## STATED PROBLEM
Count how many lines in the material below hold the word "Read"; the reply is that number alone.

## DATASET EXTRACT
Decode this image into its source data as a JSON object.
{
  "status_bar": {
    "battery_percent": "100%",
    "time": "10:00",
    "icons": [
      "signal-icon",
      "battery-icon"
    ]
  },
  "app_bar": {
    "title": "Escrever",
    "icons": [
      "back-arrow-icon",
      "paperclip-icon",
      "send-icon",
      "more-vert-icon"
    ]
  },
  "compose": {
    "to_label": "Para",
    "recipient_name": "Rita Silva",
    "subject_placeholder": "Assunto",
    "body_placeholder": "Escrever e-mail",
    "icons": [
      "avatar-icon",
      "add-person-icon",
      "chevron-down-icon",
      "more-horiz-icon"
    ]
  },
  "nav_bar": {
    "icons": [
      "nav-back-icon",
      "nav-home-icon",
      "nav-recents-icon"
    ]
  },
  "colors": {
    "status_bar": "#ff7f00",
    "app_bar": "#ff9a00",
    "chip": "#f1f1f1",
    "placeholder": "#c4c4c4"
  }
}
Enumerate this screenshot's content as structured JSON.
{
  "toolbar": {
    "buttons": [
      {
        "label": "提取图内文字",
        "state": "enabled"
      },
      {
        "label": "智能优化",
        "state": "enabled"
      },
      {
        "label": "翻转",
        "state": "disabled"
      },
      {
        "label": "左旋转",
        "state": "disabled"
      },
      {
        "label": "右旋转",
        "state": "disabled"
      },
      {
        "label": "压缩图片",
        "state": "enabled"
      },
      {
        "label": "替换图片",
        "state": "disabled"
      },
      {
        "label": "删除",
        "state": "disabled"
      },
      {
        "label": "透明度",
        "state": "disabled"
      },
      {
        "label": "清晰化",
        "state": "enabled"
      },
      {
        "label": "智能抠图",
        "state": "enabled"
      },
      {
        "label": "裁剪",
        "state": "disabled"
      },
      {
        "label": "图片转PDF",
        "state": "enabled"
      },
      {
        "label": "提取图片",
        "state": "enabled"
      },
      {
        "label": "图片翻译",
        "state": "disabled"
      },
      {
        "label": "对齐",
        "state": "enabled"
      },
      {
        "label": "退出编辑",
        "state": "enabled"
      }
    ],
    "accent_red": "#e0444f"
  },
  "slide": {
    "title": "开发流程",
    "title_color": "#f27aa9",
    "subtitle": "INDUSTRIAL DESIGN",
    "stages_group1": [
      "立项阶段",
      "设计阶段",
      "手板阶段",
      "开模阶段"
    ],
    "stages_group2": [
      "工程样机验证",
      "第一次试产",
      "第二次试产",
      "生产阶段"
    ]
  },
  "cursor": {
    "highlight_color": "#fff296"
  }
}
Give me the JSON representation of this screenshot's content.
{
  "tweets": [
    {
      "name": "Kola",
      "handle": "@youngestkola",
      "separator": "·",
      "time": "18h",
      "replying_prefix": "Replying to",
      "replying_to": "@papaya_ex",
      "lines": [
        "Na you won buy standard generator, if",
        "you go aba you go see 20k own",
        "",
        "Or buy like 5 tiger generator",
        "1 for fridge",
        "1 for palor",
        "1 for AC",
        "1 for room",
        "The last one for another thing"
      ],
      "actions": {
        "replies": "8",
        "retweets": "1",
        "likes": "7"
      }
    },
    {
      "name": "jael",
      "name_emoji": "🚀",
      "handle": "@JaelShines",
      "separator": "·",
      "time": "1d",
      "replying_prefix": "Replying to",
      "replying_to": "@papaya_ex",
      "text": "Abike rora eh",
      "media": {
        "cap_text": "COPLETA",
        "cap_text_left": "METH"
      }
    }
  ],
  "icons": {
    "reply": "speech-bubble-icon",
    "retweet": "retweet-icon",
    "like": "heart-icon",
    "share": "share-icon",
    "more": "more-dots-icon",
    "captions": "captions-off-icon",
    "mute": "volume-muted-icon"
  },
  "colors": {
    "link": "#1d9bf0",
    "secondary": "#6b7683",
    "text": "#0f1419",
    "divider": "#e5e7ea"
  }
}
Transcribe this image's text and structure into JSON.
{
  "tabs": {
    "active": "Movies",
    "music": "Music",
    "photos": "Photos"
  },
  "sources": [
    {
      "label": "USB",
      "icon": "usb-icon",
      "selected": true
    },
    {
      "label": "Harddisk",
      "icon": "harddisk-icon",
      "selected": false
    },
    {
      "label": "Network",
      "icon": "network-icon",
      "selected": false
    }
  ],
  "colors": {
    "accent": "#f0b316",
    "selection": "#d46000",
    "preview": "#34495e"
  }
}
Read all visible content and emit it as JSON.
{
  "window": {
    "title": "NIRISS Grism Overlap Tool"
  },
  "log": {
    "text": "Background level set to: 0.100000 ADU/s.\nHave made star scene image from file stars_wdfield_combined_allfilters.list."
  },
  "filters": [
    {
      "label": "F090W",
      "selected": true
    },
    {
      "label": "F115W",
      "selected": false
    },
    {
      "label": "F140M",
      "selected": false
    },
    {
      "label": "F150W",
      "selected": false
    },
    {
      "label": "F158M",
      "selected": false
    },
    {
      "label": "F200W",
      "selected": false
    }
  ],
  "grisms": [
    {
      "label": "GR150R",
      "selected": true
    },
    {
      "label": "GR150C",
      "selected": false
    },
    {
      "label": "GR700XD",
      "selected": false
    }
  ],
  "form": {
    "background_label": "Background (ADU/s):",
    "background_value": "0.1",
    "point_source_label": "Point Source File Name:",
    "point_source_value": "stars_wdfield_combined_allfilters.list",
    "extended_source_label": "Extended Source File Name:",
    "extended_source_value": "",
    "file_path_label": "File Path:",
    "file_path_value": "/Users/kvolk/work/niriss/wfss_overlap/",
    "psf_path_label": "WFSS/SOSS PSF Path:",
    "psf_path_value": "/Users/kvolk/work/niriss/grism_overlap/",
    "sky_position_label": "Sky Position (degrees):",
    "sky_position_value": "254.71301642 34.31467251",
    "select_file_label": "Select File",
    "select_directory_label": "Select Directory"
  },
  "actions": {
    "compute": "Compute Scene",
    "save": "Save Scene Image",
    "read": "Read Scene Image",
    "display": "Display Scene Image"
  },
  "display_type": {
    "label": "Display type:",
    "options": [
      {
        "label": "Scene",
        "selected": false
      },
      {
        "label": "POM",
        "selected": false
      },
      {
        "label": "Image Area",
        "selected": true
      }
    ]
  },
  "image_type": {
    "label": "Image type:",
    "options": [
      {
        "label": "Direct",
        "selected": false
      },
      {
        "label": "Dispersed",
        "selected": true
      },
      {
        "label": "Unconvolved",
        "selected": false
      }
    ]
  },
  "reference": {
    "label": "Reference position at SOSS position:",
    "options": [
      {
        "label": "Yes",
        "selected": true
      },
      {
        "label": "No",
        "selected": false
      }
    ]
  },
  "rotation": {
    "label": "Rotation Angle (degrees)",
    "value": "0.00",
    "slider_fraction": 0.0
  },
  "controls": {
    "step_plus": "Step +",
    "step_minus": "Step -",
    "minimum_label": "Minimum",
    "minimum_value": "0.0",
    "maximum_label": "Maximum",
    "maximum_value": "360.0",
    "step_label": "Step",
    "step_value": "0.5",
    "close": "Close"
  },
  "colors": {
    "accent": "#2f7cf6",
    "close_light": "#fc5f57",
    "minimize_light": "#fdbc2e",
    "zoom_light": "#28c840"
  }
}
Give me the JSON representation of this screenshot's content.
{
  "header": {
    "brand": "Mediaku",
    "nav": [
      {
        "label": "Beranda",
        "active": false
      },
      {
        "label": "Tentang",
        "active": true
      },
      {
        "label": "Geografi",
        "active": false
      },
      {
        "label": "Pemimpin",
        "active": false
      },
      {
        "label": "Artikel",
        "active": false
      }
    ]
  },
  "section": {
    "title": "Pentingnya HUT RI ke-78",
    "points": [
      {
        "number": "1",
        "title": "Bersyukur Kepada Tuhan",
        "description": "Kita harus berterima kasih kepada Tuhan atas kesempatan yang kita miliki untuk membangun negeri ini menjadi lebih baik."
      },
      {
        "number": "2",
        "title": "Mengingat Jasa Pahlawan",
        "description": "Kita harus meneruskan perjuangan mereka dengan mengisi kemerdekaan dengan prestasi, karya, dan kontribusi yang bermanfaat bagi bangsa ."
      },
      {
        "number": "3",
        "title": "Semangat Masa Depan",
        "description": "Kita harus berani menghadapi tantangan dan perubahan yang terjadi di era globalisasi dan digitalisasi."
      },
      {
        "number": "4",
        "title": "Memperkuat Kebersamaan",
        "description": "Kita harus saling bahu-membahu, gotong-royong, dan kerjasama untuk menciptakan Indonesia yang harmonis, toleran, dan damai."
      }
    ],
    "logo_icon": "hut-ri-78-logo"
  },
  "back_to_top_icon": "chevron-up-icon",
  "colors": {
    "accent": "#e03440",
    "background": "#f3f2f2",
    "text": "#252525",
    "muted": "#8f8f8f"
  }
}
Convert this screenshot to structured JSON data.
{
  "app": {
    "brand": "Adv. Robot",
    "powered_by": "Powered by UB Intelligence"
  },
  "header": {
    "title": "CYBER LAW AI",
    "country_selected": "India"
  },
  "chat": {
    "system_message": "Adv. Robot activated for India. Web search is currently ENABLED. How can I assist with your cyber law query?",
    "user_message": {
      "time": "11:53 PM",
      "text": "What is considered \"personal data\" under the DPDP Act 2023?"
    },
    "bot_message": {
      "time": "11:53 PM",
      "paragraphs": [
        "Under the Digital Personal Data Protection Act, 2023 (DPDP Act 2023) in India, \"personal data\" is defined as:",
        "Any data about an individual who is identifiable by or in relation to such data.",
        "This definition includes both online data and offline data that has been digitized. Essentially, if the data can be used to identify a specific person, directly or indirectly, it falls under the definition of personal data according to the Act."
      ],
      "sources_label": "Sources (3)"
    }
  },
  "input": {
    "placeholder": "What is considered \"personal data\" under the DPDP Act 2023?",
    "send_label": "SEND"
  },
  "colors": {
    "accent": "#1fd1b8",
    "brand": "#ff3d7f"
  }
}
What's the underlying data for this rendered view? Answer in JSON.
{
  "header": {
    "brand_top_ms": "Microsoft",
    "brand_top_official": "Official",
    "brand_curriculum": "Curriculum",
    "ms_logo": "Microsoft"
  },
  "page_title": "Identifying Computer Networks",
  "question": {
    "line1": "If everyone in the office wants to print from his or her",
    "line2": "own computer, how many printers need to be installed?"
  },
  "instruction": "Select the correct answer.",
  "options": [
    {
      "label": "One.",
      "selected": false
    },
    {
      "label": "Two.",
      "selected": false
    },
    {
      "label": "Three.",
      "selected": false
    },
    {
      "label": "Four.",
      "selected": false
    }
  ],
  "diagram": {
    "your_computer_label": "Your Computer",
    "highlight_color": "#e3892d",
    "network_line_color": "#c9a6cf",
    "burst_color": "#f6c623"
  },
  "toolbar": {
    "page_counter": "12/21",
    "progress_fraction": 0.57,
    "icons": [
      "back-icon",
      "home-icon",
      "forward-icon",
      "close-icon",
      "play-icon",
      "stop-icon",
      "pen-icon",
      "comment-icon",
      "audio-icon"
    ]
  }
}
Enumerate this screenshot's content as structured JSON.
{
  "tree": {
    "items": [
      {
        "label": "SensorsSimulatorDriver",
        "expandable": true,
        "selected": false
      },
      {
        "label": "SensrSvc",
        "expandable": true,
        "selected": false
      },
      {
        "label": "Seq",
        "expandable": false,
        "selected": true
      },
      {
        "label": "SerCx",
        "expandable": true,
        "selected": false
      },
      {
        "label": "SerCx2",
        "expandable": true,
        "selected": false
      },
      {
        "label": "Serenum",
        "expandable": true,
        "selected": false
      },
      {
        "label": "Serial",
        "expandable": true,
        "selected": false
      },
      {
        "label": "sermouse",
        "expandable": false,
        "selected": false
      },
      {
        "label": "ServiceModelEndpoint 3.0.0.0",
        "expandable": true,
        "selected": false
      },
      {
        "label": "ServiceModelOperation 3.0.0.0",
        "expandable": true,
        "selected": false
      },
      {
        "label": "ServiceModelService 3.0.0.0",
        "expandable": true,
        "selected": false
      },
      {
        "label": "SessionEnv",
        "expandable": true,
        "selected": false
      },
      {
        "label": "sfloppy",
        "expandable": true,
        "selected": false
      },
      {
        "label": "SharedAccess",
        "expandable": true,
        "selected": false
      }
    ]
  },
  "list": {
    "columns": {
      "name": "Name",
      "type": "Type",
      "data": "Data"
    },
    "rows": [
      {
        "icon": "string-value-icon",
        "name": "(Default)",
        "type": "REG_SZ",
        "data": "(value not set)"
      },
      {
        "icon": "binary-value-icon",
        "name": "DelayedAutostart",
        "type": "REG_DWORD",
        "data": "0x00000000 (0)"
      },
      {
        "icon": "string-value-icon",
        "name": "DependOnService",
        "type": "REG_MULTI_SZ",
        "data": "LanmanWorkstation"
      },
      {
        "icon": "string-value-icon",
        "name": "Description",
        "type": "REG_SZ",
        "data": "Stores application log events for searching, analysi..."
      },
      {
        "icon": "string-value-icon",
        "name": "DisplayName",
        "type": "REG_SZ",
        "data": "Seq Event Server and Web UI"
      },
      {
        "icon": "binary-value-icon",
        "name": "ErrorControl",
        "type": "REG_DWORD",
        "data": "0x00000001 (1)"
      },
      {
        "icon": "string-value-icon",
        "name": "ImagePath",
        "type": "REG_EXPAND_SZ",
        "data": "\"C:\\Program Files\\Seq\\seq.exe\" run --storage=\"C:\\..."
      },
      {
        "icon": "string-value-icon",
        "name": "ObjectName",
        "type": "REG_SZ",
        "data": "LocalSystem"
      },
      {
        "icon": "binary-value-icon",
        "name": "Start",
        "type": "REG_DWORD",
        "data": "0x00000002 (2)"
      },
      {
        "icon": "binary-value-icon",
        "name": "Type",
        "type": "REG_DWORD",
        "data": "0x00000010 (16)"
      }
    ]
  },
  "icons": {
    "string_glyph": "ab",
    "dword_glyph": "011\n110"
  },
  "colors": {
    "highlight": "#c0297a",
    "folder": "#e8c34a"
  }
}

## SOLUTION
2